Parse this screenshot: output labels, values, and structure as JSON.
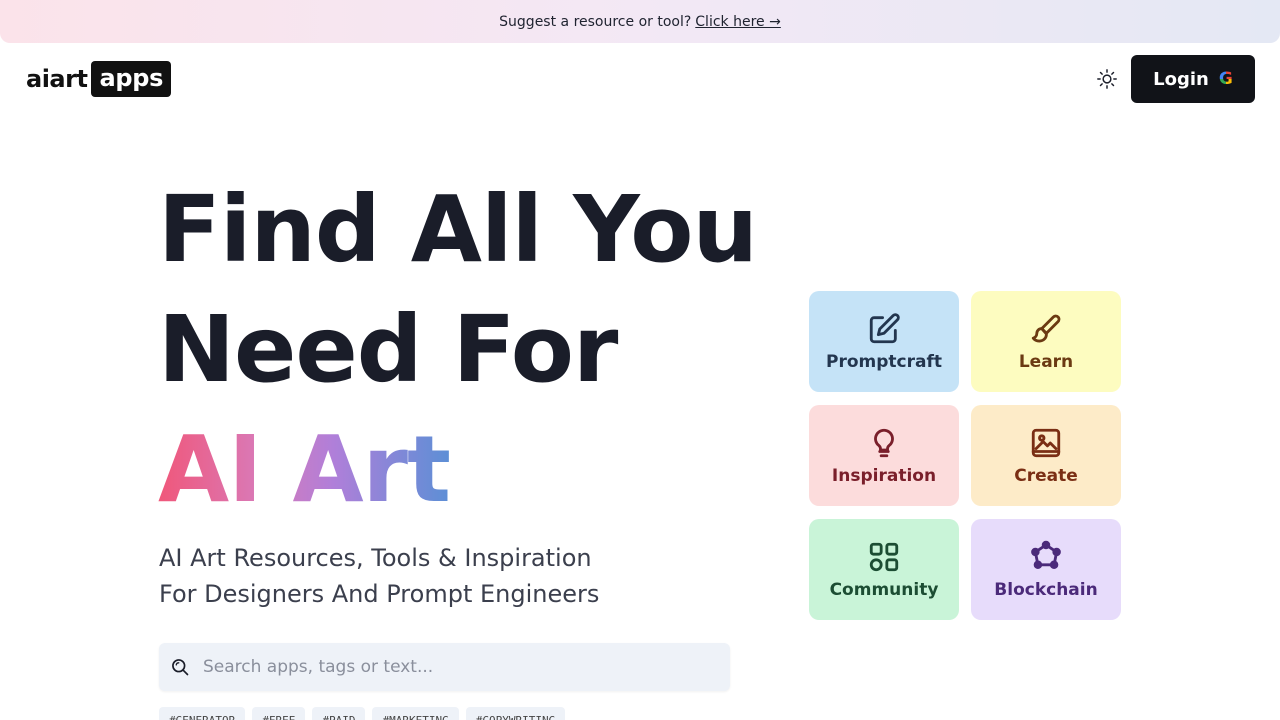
{
  "banner": {
    "text": "Suggest a resource or tool?",
    "link": "Click here →"
  },
  "logo": {
    "part1": "aiart",
    "part2": "apps"
  },
  "header": {
    "login_label": "Login",
    "google_glyph": "G",
    "theme_icon": "sun-icon"
  },
  "hero": {
    "line1": "Find All You",
    "line2": "Need For",
    "line3": "AI Art",
    "subtitle_line1": "AI Art Resources, Tools & Inspiration",
    "subtitle_line2": "For Designers And Prompt Engineers"
  },
  "search": {
    "placeholder": "Search apps, tags or text...",
    "value": ""
  },
  "tags": [
    "#GENERATOR",
    "#FREE",
    "#PAID",
    "#MARKETING",
    "#COPYWRITING"
  ],
  "categories": [
    {
      "label": "Promptcraft",
      "icon": "pencil-square-icon",
      "bg": "#c5e3f7",
      "fg": "#23364f"
    },
    {
      "label": "Learn",
      "icon": "paintbrush-icon",
      "bg": "#fdfcc0",
      "fg": "#6b3a12"
    },
    {
      "label": "Inspiration",
      "icon": "lightbulb-icon",
      "bg": "#fcdcdc",
      "fg": "#7a1f2b"
    },
    {
      "label": "Create",
      "icon": "image-icon",
      "bg": "#fdebc8",
      "fg": "#7a2e14"
    },
    {
      "label": "Community",
      "icon": "shapes-icon",
      "bg": "#c9f4d8",
      "fg": "#1c4d33"
    },
    {
      "label": "Blockchain",
      "icon": "network-icon",
      "bg": "#e7dcfb",
      "fg": "#4b2a7a"
    }
  ]
}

────

Repeat the material verbatim. Do not carry over any picture.

#### Expected answer:
Parse this screenshot: output labels, values, and structure as JSON.
{
  "banner": {
    "text": "Suggest a resource or tool?",
    "link": "Click here →"
  },
  "logo": {
    "part1": "aiart",
    "part2": "apps"
  },
  "header": {
    "login_label": "Login",
    "google_glyph": "G",
    "theme_icon": "sun-icon"
  },
  "hero": {
    "line1": "Find All You",
    "line2": "Need For",
    "line3": "AI Art",
    "subtitle_line1": "AI Art Resources, Tools & Inspiration",
    "subtitle_line2": "For Designers And Prompt Engineers"
  },
  "search": {
    "placeholder": "Search apps, tags or text...",
    "value": ""
  },
  "tags": [
    "#GENERATOR",
    "#FREE",
    "#PAID",
    "#MARKETING",
    "#COPYWRITING"
  ],
  "categories": [
    {
      "label": "Promptcraft",
      "icon": "pencil-square-icon",
      "bg": "#c5e3f7",
      "fg": "#23364f"
    },
    {
      "label": "Learn",
      "icon": "paintbrush-icon",
      "bg": "#fdfcc0",
      "fg": "#6b3a12"
    },
    {
      "label": "Inspiration",
      "icon": "lightbulb-icon",
      "bg": "#fcdcdc",
      "fg": "#7a1f2b"
    },
    {
      "label": "Create",
      "icon": "image-icon",
      "bg": "#fdebc8",
      "fg": "#7a2e14"
    },
    {
      "label": "Community",
      "icon": "shapes-icon",
      "bg": "#c9f4d8",
      "fg": "#1c4d33"
    },
    {
      "label": "Blockchain",
      "icon": "network-icon",
      "bg": "#e7dcfb",
      "fg": "#4b2a7a"
    }
  ]
}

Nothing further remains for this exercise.